_Dataset rows about figures_
^^^^^^^^^^^^^^^^
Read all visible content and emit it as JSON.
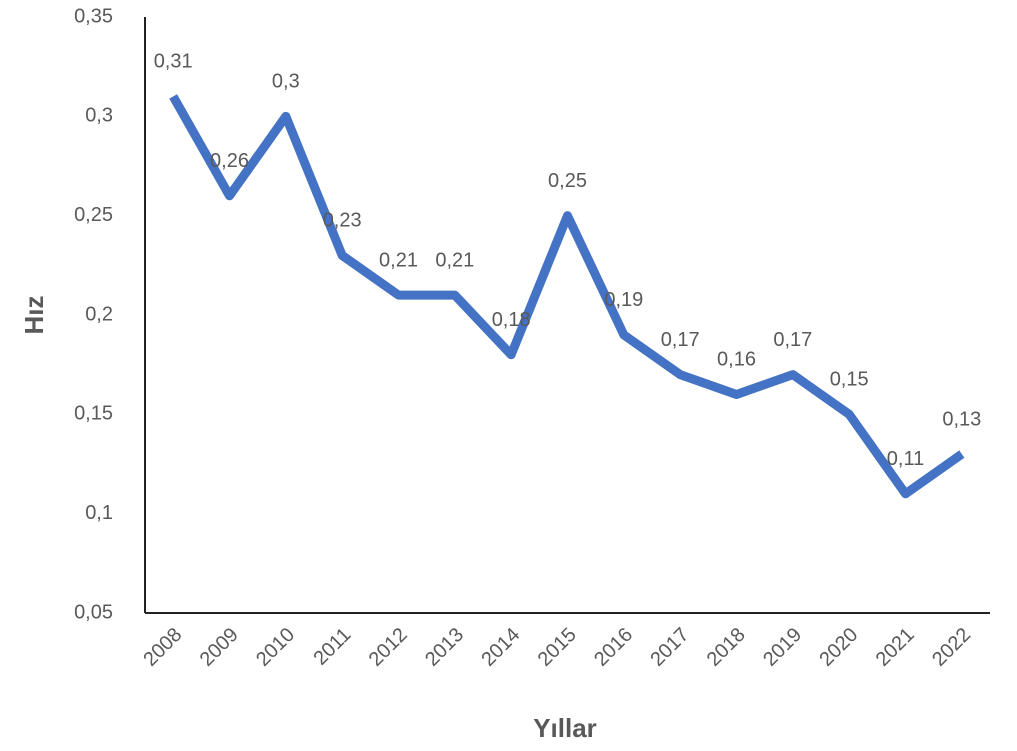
{
  "chart_data": {
    "type": "line",
    "xlabel": "Yıllar",
    "ylabel": "Hız",
    "categories": [
      "2008",
      "2009",
      "2010",
      "2011",
      "2012",
      "2013",
      "2014",
      "2015",
      "2016",
      "2017",
      "2018",
      "2019",
      "2020",
      "2021",
      "2022"
    ],
    "series": [
      {
        "color": "#4472c4",
        "values": [
          0.31,
          0.26,
          0.3,
          0.23,
          0.21,
          0.21,
          0.18,
          0.25,
          0.19,
          0.17,
          0.16,
          0.17,
          0.15,
          0.11,
          0.13
        ],
        "value_labels": [
          "0,31",
          "0,26",
          "0,3",
          "0,23",
          "0,21",
          "0,21",
          "0,18",
          "0,25",
          "0,19",
          "0,17",
          "0,16",
          "0,17",
          "0,15",
          "0,11",
          "0,13"
        ]
      }
    ],
    "ylim": [
      0.05,
      0.35
    ],
    "yticks": [
      {
        "value": 0.05,
        "label": "0,05"
      },
      {
        "value": 0.1,
        "label": "0,1"
      },
      {
        "value": 0.15,
        "label": "0,15"
      },
      {
        "value": 0.2,
        "label": "0,2"
      },
      {
        "value": 0.25,
        "label": "0,25"
      },
      {
        "value": 0.3,
        "label": "0,3"
      },
      {
        "value": 0.35,
        "label": "0,35"
      }
    ],
    "grid": false
  }
}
^^^^^^^^^^^^^^^^
_EXERCISE DIRECTIONS_
Reproduce the material word for word, minus the images.

_EXPECTED OUTPUT_
Read all visible content and emit it as JSON.
{
  "chart_data": {
    "type": "line",
    "xlabel": "Yıllar",
    "ylabel": "Hız",
    "categories": [
      "2008",
      "2009",
      "2010",
      "2011",
      "2012",
      "2013",
      "2014",
      "2015",
      "2016",
      "2017",
      "2018",
      "2019",
      "2020",
      "2021",
      "2022"
    ],
    "series": [
      {
        "color": "#4472c4",
        "values": [
          0.31,
          0.26,
          0.3,
          0.23,
          0.21,
          0.21,
          0.18,
          0.25,
          0.19,
          0.17,
          0.16,
          0.17,
          0.15,
          0.11,
          0.13
        ],
        "value_labels": [
          "0,31",
          "0,26",
          "0,3",
          "0,23",
          "0,21",
          "0,21",
          "0,18",
          "0,25",
          "0,19",
          "0,17",
          "0,16",
          "0,17",
          "0,15",
          "0,11",
          "0,13"
        ]
      }
    ],
    "ylim": [
      0.05,
      0.35
    ],
    "yticks": [
      {
        "value": 0.05,
        "label": "0,05"
      },
      {
        "value": 0.1,
        "label": "0,1"
      },
      {
        "value": 0.15,
        "label": "0,15"
      },
      {
        "value": 0.2,
        "label": "0,2"
      },
      {
        "value": 0.25,
        "label": "0,25"
      },
      {
        "value": 0.3,
        "label": "0,3"
      },
      {
        "value": 0.35,
        "label": "0,35"
      }
    ],
    "grid": false
  }
}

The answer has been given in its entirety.